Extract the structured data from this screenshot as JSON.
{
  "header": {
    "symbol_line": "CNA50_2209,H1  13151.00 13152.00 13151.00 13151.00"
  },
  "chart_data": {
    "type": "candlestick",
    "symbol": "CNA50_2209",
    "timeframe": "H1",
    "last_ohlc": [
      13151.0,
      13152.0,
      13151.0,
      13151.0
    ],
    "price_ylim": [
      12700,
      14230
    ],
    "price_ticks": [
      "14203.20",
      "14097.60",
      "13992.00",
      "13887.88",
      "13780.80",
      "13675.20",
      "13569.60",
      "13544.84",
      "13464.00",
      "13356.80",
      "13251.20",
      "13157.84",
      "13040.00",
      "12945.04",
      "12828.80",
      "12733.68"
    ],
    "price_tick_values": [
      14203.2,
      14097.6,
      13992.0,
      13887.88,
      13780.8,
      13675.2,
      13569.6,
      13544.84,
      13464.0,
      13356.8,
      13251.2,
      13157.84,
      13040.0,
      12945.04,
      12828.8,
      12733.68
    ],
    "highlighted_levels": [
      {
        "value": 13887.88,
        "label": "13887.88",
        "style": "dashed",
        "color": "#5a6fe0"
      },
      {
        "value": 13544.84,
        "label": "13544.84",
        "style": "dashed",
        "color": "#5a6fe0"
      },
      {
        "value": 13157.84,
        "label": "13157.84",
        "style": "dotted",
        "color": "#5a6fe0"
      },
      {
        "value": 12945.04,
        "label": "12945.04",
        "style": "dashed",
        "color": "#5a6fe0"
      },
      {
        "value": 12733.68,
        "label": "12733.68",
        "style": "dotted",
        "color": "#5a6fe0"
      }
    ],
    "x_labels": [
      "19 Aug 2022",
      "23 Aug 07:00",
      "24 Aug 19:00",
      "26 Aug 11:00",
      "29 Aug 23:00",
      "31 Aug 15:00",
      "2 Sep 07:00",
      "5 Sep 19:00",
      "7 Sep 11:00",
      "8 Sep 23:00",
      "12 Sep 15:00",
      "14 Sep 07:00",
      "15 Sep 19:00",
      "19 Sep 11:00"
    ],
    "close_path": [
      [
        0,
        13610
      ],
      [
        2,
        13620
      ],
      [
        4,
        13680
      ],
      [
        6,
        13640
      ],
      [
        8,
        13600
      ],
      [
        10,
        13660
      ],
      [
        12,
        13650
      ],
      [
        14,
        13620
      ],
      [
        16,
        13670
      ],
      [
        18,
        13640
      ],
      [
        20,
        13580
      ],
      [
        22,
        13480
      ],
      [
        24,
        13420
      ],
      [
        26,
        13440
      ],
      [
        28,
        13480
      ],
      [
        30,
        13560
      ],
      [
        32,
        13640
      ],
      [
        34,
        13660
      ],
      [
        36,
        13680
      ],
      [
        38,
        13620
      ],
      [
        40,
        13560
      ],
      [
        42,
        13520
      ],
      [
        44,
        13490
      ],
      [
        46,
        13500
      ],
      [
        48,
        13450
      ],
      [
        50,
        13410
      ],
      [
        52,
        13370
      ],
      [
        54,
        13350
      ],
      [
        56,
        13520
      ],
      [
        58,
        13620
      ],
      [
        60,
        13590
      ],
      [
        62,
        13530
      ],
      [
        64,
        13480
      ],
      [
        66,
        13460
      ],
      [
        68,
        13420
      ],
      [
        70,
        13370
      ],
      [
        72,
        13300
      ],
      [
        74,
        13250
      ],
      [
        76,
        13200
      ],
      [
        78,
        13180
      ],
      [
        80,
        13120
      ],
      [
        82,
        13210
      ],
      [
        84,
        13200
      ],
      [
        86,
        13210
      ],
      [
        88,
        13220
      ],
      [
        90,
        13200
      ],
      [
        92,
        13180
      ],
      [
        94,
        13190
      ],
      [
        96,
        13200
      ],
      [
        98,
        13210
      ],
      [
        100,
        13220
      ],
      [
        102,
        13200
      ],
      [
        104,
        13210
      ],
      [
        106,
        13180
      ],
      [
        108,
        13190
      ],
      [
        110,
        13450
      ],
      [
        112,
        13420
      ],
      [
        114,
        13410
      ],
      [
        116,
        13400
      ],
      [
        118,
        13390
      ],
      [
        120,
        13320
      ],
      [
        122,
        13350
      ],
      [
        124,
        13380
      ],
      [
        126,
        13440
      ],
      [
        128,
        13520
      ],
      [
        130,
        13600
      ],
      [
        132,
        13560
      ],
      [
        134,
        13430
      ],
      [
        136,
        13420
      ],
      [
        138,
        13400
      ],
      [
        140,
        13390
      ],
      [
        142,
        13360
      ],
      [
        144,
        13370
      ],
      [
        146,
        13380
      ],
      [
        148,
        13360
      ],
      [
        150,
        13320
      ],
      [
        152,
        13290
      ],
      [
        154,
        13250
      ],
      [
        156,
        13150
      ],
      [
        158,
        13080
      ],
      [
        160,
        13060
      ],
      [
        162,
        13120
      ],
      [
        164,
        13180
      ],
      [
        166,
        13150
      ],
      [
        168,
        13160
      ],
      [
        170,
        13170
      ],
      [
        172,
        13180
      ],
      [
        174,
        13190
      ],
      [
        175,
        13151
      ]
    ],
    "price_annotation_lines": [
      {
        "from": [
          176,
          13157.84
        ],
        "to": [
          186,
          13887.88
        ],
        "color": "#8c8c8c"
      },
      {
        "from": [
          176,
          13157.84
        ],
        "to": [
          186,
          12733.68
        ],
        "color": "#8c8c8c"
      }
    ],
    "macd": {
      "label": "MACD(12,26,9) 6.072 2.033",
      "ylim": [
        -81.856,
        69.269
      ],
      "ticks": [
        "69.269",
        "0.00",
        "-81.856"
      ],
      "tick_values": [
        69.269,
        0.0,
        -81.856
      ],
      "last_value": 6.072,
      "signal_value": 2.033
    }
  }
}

--

§ EXERCISE OBJECTIVE
Write out the whole listing again, exactly as it stands.

§ CORRECT RESPONSE
Extract the structured data from this screenshot as JSON.
{
  "header": {
    "symbol_line": "CNA50_2209,H1  13151.00 13152.00 13151.00 13151.00"
  },
  "chart_data": {
    "type": "candlestick",
    "symbol": "CNA50_2209",
    "timeframe": "H1",
    "last_ohlc": [
      13151.0,
      13152.0,
      13151.0,
      13151.0
    ],
    "price_ylim": [
      12700,
      14230
    ],
    "price_ticks": [
      "14203.20",
      "14097.60",
      "13992.00",
      "13887.88",
      "13780.80",
      "13675.20",
      "13569.60",
      "13544.84",
      "13464.00",
      "13356.80",
      "13251.20",
      "13157.84",
      "13040.00",
      "12945.04",
      "12828.80",
      "12733.68"
    ],
    "price_tick_values": [
      14203.2,
      14097.6,
      13992.0,
      13887.88,
      13780.8,
      13675.2,
      13569.6,
      13544.84,
      13464.0,
      13356.8,
      13251.2,
      13157.84,
      13040.0,
      12945.04,
      12828.8,
      12733.68
    ],
    "highlighted_levels": [
      {
        "value": 13887.88,
        "label": "13887.88",
        "style": "dashed",
        "color": "#5a6fe0"
      },
      {
        "value": 13544.84,
        "label": "13544.84",
        "style": "dashed",
        "color": "#5a6fe0"
      },
      {
        "value": 13157.84,
        "label": "13157.84",
        "style": "dotted",
        "color": "#5a6fe0"
      },
      {
        "value": 12945.04,
        "label": "12945.04",
        "style": "dashed",
        "color": "#5a6fe0"
      },
      {
        "value": 12733.68,
        "label": "12733.68",
        "style": "dotted",
        "color": "#5a6fe0"
      }
    ],
    "x_labels": [
      "19 Aug 2022",
      "23 Aug 07:00",
      "24 Aug 19:00",
      "26 Aug 11:00",
      "29 Aug 23:00",
      "31 Aug 15:00",
      "2 Sep 07:00",
      "5 Sep 19:00",
      "7 Sep 11:00",
      "8 Sep 23:00",
      "12 Sep 15:00",
      "14 Sep 07:00",
      "15 Sep 19:00",
      "19 Sep 11:00"
    ],
    "close_path": [
      [
        0,
        13610
      ],
      [
        2,
        13620
      ],
      [
        4,
        13680
      ],
      [
        6,
        13640
      ],
      [
        8,
        13600
      ],
      [
        10,
        13660
      ],
      [
        12,
        13650
      ],
      [
        14,
        13620
      ],
      [
        16,
        13670
      ],
      [
        18,
        13640
      ],
      [
        20,
        13580
      ],
      [
        22,
        13480
      ],
      [
        24,
        13420
      ],
      [
        26,
        13440
      ],
      [
        28,
        13480
      ],
      [
        30,
        13560
      ],
      [
        32,
        13640
      ],
      [
        34,
        13660
      ],
      [
        36,
        13680
      ],
      [
        38,
        13620
      ],
      [
        40,
        13560
      ],
      [
        42,
        13520
      ],
      [
        44,
        13490
      ],
      [
        46,
        13500
      ],
      [
        48,
        13450
      ],
      [
        50,
        13410
      ],
      [
        52,
        13370
      ],
      [
        54,
        13350
      ],
      [
        56,
        13520
      ],
      [
        58,
        13620
      ],
      [
        60,
        13590
      ],
      [
        62,
        13530
      ],
      [
        64,
        13480
      ],
      [
        66,
        13460
      ],
      [
        68,
        13420
      ],
      [
        70,
        13370
      ],
      [
        72,
        13300
      ],
      [
        74,
        13250
      ],
      [
        76,
        13200
      ],
      [
        78,
        13180
      ],
      [
        80,
        13120
      ],
      [
        82,
        13210
      ],
      [
        84,
        13200
      ],
      [
        86,
        13210
      ],
      [
        88,
        13220
      ],
      [
        90,
        13200
      ],
      [
        92,
        13180
      ],
      [
        94,
        13190
      ],
      [
        96,
        13200
      ],
      [
        98,
        13210
      ],
      [
        100,
        13220
      ],
      [
        102,
        13200
      ],
      [
        104,
        13210
      ],
      [
        106,
        13180
      ],
      [
        108,
        13190
      ],
      [
        110,
        13450
      ],
      [
        112,
        13420
      ],
      [
        114,
        13410
      ],
      [
        116,
        13400
      ],
      [
        118,
        13390
      ],
      [
        120,
        13320
      ],
      [
        122,
        13350
      ],
      [
        124,
        13380
      ],
      [
        126,
        13440
      ],
      [
        128,
        13520
      ],
      [
        130,
        13600
      ],
      [
        132,
        13560
      ],
      [
        134,
        13430
      ],
      [
        136,
        13420
      ],
      [
        138,
        13400
      ],
      [
        140,
        13390
      ],
      [
        142,
        13360
      ],
      [
        144,
        13370
      ],
      [
        146,
        13380
      ],
      [
        148,
        13360
      ],
      [
        150,
        13320
      ],
      [
        152,
        13290
      ],
      [
        154,
        13250
      ],
      [
        156,
        13150
      ],
      [
        158,
        13080
      ],
      [
        160,
        13060
      ],
      [
        162,
        13120
      ],
      [
        164,
        13180
      ],
      [
        166,
        13150
      ],
      [
        168,
        13160
      ],
      [
        170,
        13170
      ],
      [
        172,
        13180
      ],
      [
        174,
        13190
      ],
      [
        175,
        13151
      ]
    ],
    "price_annotation_lines": [
      {
        "from": [
          176,
          13157.84
        ],
        "to": [
          186,
          13887.88
        ],
        "color": "#8c8c8c"
      },
      {
        "from": [
          176,
          13157.84
        ],
        "to": [
          186,
          12733.68
        ],
        "color": "#8c8c8c"
      }
    ],
    "macd": {
      "label": "MACD(12,26,9) 6.072 2.033",
      "ylim": [
        -81.856,
        69.269
      ],
      "ticks": [
        "69.269",
        "0.00",
        "-81.856"
      ],
      "tick_values": [
        69.269,
        0.0,
        -81.856
      ],
      "last_value": 6.072,
      "signal_value": 2.033
    }
  }
}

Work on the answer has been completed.